**TASK INSTRUCTIONS**
a - From the passage about Ravi Chopra, quote the part from "During 1988-89 along" up to and including "the early 2000s.".
b - In the passage about Ravi Chopra, what amount did 20th Century Fox accept as a settlement from the film's producer?

**EXTRACT TO READ**
────

In 1980, he directed the ensemble disaster film The Burning Train, which over the years is considered a cult classic. Other films he directed included Mazdoor (1983), Aaj Ki Awaaz, Dehleez (1986), Pratigyabadh and Kal Ki Awaz (1992).

During 1988-89 along with his father, he directed the TV series Mahabharat. After his father's death the only movie Ravi produced was Bhoothnath (2008).

=== Television career ===
Ravi directed the highly successful television serial Mahabharat, which aired during 1988–1990, and the television mini-series, Ramayan, which was aired in 2002. He also directed mythological shows like Vishnu Puran and Ma Shakti. His TV series Aap Beeti was one of the most popular TV show on Doordarshan National in the early 2000s.

== Plagiarism charge ==
Chopra was served with a legal notice in 2009 by 20th Century Fox, which charged that Banda Yeh Bindaas Hai blatantly plagiarised their 1992 film My Cousin Vinny. Chopra and the production company, BR Films, denied the charges in court in May 2009. The film's release was to be delayed until June 2009 by order of the Bombay High Court.

A lawsuit was filed against BR Films by 20th Century Fox for copying their film without buying the rights. Fox sought damages of $1.4 million; they had given Chopra permission "to make a film loosely based on the Academy Award winning movie" but concluded the final product was a "substantial reproduction" of the original. Fox eventually accepted a $200,000 settlement from the film's producer. Although since the death of Ravi Chopra in 2014, it has not seen a theatrical release.

────

Stored data
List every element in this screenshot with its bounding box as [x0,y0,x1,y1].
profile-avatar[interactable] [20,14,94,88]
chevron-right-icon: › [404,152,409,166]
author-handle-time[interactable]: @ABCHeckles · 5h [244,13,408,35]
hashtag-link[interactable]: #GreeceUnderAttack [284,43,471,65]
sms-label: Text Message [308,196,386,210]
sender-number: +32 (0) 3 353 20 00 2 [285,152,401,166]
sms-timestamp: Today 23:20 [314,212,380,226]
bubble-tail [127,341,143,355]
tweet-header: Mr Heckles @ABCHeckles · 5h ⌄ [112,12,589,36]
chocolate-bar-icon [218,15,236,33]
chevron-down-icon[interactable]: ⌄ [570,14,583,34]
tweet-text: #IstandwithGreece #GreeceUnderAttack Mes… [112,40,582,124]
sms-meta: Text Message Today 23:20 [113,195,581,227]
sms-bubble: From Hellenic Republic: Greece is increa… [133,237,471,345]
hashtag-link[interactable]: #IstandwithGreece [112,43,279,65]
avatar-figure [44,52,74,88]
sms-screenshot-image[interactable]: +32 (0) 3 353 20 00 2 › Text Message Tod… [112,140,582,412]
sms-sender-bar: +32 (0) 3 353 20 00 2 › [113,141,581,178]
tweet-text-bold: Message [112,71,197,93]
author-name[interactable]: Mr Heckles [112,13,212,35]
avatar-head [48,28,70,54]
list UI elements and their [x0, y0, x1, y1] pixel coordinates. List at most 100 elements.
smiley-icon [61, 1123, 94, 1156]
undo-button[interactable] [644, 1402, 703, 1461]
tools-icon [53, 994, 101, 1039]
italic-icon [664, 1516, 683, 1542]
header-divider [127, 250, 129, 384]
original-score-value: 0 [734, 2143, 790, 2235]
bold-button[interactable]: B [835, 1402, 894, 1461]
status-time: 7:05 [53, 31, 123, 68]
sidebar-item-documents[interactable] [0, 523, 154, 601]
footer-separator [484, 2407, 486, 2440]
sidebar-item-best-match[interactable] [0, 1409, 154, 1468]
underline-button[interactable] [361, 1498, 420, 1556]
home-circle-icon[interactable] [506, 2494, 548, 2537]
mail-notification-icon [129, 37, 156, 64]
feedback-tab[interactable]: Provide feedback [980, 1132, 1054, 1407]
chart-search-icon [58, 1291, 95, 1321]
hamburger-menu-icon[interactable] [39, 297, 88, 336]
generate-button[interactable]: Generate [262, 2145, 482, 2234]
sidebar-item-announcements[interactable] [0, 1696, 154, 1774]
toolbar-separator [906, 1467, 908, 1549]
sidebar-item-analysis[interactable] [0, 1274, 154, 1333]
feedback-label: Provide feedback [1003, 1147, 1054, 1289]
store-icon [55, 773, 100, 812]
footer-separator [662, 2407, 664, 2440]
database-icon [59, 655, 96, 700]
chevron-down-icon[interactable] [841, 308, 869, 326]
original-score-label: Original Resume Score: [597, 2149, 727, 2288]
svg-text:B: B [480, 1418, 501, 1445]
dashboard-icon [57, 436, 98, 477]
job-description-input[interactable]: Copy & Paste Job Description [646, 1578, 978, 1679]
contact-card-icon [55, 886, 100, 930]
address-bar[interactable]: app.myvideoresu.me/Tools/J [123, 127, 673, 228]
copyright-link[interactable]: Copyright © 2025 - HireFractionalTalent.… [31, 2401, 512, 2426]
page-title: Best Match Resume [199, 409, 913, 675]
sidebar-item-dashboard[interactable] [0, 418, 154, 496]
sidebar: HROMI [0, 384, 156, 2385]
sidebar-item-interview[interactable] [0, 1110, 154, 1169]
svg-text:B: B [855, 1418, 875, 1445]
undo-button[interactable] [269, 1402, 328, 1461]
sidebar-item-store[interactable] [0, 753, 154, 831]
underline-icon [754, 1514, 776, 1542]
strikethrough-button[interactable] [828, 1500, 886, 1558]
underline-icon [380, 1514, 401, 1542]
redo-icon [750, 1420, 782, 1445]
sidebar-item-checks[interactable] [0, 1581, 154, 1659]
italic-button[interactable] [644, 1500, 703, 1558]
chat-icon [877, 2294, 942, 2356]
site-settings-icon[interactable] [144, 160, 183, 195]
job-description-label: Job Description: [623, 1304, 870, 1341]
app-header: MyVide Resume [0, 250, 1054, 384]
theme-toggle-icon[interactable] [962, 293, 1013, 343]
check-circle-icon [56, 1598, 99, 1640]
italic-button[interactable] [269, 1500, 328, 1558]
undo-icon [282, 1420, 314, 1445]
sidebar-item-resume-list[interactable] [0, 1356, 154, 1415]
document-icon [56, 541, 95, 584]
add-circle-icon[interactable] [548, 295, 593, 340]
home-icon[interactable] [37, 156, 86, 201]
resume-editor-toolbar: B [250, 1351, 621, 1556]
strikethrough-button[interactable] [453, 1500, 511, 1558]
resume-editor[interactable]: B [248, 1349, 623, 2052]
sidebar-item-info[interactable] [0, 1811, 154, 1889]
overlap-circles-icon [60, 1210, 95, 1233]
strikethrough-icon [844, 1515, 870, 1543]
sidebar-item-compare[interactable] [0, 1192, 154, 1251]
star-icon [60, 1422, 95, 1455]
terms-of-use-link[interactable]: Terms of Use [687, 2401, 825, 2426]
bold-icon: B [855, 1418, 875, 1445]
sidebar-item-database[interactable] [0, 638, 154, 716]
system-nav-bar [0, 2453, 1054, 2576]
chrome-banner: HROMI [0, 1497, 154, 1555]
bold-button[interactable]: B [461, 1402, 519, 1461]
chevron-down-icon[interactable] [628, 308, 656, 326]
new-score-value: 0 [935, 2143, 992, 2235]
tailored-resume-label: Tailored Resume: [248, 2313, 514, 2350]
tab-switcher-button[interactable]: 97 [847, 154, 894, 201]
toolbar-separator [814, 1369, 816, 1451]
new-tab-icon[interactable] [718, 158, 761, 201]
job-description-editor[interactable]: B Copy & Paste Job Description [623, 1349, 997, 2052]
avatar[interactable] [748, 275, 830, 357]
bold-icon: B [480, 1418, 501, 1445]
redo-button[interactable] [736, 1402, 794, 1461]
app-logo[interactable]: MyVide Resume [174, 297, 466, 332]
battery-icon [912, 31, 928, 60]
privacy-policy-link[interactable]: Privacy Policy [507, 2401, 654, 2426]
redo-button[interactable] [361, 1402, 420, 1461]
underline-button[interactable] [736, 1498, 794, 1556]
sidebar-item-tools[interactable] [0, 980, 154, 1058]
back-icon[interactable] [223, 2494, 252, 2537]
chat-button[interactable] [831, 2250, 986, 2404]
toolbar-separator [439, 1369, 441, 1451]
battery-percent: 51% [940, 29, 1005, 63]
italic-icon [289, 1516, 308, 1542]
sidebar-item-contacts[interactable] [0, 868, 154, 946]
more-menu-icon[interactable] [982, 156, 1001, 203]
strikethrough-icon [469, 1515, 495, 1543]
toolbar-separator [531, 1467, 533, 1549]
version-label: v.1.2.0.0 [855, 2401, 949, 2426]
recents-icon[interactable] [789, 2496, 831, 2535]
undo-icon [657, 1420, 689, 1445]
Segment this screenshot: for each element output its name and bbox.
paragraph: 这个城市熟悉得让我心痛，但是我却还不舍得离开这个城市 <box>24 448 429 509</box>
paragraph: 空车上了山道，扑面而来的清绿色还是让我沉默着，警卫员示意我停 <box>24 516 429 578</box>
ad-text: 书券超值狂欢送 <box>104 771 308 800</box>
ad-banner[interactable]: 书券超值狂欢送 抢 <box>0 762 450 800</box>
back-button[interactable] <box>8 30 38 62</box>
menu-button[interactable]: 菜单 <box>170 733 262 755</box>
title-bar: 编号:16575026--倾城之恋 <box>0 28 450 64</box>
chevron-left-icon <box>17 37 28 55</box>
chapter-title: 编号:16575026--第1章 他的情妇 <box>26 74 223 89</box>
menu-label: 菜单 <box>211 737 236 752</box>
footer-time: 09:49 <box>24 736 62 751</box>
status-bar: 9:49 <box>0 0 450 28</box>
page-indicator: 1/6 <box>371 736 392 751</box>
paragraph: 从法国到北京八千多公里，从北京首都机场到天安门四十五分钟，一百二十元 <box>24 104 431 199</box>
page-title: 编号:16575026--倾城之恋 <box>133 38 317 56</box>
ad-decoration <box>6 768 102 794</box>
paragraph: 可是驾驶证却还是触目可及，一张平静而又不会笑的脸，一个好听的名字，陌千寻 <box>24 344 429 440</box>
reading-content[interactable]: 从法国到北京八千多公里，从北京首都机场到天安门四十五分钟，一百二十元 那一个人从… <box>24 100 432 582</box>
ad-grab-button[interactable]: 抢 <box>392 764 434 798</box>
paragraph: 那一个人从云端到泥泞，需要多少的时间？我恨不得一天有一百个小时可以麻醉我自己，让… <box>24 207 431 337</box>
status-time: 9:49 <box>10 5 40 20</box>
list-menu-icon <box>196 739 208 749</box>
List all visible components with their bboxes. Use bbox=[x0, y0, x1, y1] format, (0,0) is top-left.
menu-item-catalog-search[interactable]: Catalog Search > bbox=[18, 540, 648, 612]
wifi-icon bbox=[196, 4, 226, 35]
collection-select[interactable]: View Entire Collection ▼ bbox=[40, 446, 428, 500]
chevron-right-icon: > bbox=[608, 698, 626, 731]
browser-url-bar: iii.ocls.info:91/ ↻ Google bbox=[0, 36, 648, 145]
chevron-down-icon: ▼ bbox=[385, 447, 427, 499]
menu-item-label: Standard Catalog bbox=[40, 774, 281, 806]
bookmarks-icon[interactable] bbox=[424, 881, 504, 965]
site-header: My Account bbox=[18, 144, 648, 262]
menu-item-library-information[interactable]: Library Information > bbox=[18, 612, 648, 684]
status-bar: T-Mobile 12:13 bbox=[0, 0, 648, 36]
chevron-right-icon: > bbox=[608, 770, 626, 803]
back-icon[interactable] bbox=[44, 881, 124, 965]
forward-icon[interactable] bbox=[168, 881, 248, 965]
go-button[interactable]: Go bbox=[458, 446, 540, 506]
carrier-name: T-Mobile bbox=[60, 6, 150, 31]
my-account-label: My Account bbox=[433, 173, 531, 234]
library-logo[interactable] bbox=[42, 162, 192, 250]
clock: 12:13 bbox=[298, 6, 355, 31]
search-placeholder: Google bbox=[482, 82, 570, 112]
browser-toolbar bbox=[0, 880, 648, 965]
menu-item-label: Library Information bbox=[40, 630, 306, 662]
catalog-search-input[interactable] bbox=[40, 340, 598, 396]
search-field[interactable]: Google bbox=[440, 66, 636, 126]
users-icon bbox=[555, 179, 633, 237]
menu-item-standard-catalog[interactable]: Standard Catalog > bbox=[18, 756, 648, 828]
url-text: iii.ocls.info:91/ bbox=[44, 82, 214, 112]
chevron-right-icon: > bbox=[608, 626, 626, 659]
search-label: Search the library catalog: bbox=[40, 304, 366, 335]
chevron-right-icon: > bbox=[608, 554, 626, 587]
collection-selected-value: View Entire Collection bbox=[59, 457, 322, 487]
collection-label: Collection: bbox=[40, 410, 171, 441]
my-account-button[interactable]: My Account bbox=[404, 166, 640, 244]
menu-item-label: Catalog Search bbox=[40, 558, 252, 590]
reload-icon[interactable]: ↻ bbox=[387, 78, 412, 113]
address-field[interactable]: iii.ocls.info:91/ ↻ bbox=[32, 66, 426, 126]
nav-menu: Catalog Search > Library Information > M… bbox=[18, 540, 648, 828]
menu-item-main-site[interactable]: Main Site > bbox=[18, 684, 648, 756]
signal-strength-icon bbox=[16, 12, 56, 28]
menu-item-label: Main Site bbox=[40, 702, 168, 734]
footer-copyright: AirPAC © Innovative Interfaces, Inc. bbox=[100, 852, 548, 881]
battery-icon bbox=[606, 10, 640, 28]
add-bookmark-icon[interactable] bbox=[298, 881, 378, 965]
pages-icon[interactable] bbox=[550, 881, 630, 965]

────

**RESPONSES IN ORDER**
a -
During 1988-89 along with his father, he directed the TV series Mahabharat. After his father's death the only movie Ravi produced was Bhoothnath (2008).

=== Television career ===
Ravi directed the highly successful television serial Mahabharat, which aired during 1988–1990, and the television mini-series, Ramayan, which was aired in 2002. He also directed mythological shows like Vishnu Puran and Ma Shakti. His TV series Aap Beeti was one of the most popular TV show on Doordarshan National in the early 2000s.

b - $200,000